[Listings of boxed layout items]
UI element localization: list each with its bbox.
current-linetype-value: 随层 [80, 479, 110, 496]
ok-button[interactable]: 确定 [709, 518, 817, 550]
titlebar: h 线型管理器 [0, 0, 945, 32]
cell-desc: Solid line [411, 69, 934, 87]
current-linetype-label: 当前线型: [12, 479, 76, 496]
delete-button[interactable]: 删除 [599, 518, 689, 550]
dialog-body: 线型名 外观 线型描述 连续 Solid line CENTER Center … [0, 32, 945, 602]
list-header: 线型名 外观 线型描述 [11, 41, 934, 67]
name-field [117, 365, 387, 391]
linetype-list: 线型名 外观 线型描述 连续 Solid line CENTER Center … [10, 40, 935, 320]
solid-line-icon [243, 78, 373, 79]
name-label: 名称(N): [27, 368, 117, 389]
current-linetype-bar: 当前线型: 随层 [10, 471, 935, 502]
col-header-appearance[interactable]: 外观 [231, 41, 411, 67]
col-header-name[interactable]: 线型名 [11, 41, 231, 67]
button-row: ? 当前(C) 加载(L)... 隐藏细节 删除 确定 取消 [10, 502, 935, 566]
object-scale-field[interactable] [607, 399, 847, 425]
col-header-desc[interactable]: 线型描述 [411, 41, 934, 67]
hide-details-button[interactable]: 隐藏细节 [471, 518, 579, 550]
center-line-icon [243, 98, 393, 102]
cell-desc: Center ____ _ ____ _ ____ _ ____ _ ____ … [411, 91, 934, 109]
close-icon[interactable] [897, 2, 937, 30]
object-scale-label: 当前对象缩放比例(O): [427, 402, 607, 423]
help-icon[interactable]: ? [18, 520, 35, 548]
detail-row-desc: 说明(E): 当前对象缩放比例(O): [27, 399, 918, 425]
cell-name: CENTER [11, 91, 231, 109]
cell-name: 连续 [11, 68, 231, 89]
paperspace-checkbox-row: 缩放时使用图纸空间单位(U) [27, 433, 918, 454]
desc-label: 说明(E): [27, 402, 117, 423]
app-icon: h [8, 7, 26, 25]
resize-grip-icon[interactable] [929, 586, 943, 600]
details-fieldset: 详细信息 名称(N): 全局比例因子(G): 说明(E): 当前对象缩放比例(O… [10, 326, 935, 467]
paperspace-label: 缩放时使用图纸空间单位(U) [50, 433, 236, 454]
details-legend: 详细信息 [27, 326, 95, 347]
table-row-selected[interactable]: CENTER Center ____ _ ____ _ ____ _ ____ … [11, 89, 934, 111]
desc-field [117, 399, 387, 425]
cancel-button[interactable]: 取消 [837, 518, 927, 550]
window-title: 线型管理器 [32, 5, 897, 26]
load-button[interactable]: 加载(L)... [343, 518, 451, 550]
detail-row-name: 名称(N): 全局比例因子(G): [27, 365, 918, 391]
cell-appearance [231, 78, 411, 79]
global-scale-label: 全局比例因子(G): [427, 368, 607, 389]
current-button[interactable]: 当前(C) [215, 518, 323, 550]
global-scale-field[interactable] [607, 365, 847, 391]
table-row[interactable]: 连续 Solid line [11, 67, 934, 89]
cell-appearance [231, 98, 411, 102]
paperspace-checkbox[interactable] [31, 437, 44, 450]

=== Work required ===
Please revise the material above by replacing "cell-desc" with "cell-description" throughout, leaving everything else unchanged.

=== Expected answer ===
UI element localization: list each with its bbox.
current-linetype-value: 随层 [80, 479, 110, 496]
ok-button[interactable]: 确定 [709, 518, 817, 550]
titlebar: h 线型管理器 [0, 0, 945, 32]
cell-description: Solid line [411, 69, 934, 87]
current-linetype-label: 当前线型: [12, 479, 76, 496]
delete-button[interactable]: 删除 [599, 518, 689, 550]
dialog-body: 线型名 外观 线型描述 连续 Solid line CENTER Center … [0, 32, 945, 602]
list-header: 线型名 外观 线型描述 [11, 41, 934, 67]
name-field [117, 365, 387, 391]
linetype-list: 线型名 外观 线型描述 连续 Solid line CENTER Center … [10, 40, 935, 320]
solid-line-icon [243, 78, 373, 79]
name-label: 名称(N): [27, 368, 117, 389]
current-linetype-bar: 当前线型: 随层 [10, 471, 935, 502]
col-header-appearance[interactable]: 外观 [231, 41, 411, 67]
col-header-name[interactable]: 线型名 [11, 41, 231, 67]
button-row: ? 当前(C) 加载(L)... 隐藏细节 删除 确定 取消 [10, 502, 935, 566]
object-scale-field[interactable] [607, 399, 847, 425]
col-header-desc[interactable]: 线型描述 [411, 41, 934, 67]
hide-details-button[interactable]: 隐藏细节 [471, 518, 579, 550]
center-line-icon [243, 98, 393, 102]
cell-description: Center ____ _ ____ _ ____ _ ____ _ ____ … [411, 91, 934, 109]
close-icon[interactable] [897, 2, 937, 30]
object-scale-label: 当前对象缩放比例(O): [427, 402, 607, 423]
help-icon[interactable]: ? [18, 520, 35, 548]
detail-row-desc: 说明(E): 当前对象缩放比例(O): [27, 399, 918, 425]
cell-name: CENTER [11, 91, 231, 109]
cell-name: 连续 [11, 68, 231, 89]
paperspace-checkbox-row: 缩放时使用图纸空间单位(U) [27, 433, 918, 454]
desc-label: 说明(E): [27, 402, 117, 423]
app-icon: h [8, 7, 26, 25]
resize-grip-icon[interactable] [929, 586, 943, 600]
details-fieldset: 详细信息 名称(N): 全局比例因子(G): 说明(E): 当前对象缩放比例(O… [10, 326, 935, 467]
paperspace-label: 缩放时使用图纸空间单位(U) [50, 433, 236, 454]
details-legend: 详细信息 [27, 326, 95, 347]
table-row-selected[interactable]: CENTER Center ____ _ ____ _ ____ _ ____ … [11, 89, 934, 111]
desc-field [117, 399, 387, 425]
cancel-button[interactable]: 取消 [837, 518, 927, 550]
window-title: 线型管理器 [32, 5, 897, 26]
load-button[interactable]: 加载(L)... [343, 518, 451, 550]
detail-row-name: 名称(N): 全局比例因子(G): [27, 365, 918, 391]
cell-appearance [231, 78, 411, 79]
global-scale-label: 全局比例因子(G): [427, 368, 607, 389]
current-button[interactable]: 当前(C) [215, 518, 323, 550]
global-scale-field[interactable] [607, 365, 847, 391]
table-row[interactable]: 连续 Solid line [11, 67, 934, 89]
cell-appearance [231, 98, 411, 102]
paperspace-checkbox[interactable] [31, 437, 44, 450]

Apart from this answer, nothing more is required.